Material provided:
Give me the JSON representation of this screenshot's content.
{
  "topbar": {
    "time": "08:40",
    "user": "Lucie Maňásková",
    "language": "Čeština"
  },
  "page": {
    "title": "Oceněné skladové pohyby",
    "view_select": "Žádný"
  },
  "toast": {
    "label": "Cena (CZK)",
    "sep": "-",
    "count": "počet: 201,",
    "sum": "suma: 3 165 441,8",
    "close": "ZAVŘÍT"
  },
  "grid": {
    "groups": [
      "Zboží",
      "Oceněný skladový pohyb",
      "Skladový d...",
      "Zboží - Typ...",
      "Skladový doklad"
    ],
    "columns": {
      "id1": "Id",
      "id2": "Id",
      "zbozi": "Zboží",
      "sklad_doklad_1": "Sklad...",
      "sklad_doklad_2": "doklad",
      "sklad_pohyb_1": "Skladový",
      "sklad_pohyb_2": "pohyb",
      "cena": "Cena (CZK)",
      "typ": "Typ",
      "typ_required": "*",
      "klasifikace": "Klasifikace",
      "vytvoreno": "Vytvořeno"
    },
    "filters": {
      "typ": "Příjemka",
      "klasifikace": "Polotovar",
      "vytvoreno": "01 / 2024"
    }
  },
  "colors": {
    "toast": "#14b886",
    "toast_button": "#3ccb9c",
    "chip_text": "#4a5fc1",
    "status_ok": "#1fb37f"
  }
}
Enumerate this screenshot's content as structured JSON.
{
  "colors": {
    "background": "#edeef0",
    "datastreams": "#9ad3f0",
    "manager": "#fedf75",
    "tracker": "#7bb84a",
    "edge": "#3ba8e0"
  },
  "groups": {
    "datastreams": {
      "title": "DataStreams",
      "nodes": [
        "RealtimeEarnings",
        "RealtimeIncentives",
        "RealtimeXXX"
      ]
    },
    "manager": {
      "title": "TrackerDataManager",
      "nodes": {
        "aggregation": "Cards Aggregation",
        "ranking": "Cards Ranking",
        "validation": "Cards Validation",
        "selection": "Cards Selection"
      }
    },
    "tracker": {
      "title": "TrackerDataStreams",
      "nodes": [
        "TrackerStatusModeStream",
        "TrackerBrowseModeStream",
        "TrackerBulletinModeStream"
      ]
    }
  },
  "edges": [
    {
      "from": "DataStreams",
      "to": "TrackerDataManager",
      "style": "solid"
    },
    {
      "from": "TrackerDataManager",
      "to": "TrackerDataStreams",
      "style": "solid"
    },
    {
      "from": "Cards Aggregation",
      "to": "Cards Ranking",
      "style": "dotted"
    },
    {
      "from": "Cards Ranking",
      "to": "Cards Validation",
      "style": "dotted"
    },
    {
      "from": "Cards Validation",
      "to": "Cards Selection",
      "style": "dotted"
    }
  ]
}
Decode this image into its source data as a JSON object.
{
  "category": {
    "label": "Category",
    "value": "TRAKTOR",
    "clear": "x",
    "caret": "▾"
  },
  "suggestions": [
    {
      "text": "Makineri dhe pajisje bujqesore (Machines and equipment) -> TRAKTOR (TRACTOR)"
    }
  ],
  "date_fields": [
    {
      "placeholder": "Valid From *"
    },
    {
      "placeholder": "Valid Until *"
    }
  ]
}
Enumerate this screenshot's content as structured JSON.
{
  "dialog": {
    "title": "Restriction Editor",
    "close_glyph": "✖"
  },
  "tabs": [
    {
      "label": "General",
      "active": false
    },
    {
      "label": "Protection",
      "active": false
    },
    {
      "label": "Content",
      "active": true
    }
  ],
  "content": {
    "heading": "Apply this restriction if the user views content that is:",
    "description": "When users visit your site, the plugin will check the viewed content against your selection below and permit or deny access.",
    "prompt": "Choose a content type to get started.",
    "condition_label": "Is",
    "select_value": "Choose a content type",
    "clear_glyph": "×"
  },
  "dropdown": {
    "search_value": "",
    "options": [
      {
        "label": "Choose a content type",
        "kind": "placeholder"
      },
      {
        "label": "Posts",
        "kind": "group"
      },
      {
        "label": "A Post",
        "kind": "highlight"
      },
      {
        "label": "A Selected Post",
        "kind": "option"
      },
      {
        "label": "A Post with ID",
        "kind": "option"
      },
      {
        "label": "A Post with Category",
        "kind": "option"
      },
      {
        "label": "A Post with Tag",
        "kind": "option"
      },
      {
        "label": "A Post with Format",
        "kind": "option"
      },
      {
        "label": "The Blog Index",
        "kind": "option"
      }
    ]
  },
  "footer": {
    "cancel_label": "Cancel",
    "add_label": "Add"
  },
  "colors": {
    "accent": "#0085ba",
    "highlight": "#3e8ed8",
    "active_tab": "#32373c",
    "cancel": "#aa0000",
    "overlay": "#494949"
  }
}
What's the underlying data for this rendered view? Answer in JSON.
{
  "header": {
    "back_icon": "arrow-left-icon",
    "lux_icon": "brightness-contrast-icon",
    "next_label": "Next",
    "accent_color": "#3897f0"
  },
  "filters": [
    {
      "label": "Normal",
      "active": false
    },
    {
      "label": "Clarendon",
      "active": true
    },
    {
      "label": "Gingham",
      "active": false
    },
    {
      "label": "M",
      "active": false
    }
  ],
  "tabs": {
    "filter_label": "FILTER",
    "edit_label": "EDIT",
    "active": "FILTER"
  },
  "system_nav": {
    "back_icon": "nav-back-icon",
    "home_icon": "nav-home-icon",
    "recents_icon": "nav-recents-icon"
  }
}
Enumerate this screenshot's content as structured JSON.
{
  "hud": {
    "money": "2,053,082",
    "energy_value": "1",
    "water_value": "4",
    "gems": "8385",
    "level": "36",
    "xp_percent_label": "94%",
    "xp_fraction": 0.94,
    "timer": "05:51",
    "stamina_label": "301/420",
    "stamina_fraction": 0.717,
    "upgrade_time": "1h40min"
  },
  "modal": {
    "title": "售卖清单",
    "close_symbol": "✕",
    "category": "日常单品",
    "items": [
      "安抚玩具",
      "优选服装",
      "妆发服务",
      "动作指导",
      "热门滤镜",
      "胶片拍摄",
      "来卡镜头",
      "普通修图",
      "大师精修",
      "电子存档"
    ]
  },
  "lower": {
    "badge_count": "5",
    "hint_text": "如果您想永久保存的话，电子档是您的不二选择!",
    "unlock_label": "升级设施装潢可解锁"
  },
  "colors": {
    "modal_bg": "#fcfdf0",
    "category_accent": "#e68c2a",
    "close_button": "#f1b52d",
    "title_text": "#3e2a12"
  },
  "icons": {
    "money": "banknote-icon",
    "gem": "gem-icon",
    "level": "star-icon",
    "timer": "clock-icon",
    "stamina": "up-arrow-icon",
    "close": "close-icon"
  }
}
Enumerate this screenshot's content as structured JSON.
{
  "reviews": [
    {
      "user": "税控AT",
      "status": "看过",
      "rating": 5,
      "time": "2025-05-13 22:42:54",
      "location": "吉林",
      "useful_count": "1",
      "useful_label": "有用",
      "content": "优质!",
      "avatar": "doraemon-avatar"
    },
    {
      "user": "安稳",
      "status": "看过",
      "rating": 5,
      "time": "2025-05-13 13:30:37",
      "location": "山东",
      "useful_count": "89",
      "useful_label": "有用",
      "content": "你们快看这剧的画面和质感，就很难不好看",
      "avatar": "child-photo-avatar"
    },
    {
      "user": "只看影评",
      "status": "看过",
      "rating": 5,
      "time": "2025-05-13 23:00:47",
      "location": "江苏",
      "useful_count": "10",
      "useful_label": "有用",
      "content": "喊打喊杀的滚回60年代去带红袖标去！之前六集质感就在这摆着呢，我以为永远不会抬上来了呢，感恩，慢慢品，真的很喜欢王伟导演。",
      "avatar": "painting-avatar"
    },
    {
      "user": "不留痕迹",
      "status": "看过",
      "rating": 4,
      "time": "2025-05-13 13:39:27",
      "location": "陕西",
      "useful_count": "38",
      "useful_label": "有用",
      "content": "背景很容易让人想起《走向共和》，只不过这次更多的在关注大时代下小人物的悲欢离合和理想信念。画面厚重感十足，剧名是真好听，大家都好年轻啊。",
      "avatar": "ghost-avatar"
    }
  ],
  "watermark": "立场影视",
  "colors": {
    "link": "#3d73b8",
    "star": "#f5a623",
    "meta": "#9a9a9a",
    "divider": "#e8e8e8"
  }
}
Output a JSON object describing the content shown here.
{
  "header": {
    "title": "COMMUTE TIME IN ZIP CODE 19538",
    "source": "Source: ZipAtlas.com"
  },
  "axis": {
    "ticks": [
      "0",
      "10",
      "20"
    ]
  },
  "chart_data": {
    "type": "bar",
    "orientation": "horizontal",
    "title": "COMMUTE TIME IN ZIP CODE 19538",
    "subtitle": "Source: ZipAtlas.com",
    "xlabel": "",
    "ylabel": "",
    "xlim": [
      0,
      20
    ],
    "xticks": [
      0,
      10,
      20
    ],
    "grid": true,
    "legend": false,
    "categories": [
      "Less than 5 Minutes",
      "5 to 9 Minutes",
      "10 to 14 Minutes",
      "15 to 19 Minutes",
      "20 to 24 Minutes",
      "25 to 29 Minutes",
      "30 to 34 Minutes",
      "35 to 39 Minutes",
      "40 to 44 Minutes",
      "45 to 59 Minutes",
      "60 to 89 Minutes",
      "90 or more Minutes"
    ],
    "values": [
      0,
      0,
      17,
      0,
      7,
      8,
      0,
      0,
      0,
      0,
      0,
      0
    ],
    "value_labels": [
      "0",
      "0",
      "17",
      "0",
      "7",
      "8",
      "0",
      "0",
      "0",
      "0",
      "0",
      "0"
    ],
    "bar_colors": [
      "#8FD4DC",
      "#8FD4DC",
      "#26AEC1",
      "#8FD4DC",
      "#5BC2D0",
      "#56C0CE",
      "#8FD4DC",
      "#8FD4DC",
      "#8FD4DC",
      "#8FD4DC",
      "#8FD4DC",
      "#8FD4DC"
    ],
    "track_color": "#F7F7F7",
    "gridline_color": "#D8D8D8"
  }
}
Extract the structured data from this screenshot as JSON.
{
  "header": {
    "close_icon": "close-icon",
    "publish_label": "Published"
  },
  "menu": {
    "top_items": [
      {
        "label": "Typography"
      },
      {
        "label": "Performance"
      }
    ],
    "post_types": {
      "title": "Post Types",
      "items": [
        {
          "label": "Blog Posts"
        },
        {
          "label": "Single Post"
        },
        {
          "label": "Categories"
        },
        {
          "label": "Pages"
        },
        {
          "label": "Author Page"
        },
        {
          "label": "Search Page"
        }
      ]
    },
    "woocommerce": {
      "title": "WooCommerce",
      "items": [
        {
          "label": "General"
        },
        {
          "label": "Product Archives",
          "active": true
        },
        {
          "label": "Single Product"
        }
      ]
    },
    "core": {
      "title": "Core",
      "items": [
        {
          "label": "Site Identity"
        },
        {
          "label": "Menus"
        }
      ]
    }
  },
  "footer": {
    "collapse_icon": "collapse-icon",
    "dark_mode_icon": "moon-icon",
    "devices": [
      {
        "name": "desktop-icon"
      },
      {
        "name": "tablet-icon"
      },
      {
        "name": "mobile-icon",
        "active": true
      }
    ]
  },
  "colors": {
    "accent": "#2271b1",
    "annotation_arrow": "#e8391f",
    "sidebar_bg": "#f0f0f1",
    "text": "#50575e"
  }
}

The exercise: Reproduce each line of the material containing the word "Blog".

Solved problem:
        "label": "The Blog Index",
          "label": "Blog Posts"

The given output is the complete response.